Extracted records

* * * * *

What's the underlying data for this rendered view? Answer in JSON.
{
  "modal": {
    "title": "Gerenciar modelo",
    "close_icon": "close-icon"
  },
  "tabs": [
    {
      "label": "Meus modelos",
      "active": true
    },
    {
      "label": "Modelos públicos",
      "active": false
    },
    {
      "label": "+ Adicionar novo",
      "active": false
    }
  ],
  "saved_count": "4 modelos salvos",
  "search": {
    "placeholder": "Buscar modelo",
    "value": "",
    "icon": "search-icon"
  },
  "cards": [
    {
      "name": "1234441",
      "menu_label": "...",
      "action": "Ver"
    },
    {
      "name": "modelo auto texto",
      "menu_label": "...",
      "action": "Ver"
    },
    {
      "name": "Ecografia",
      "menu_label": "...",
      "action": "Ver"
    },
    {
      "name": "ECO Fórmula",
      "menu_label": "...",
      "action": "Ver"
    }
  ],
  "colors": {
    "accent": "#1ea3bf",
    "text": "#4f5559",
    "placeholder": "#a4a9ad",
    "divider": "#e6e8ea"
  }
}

* * * * *

Write out the entire listing exactly.

Solution to the problem:
What's the underlying data for this rendered view? Answer in JSON.
{
  "modal": {
    "title": "Gerenciar modelo",
    "close_icon": "close-icon"
  },
  "tabs": [
    {
      "label": "Meus modelos",
      "active": true
    },
    {
      "label": "Modelos públicos",
      "active": false
    },
    {
      "label": "+ Adicionar novo",
      "active": false
    }
  ],
  "saved_count": "4 modelos salvos",
  "search": {
    "placeholder": "Buscar modelo",
    "value": "",
    "icon": "search-icon"
  },
  "cards": [
    {
      "name": "1234441",
      "menu_label": "...",
      "action": "Ver"
    },
    {
      "name": "modelo auto texto",
      "menu_label": "...",
      "action": "Ver"
    },
    {
      "name": "Ecografia",
      "menu_label": "...",
      "action": "Ver"
    },
    {
      "name": "ECO Fórmula",
      "menu_label": "...",
      "action": "Ver"
    }
  ],
  "colors": {
    "accent": "#1ea3bf",
    "text": "#4f5559",
    "placeholder": "#a4a9ad",
    "divider": "#e6e8ea"
  }
}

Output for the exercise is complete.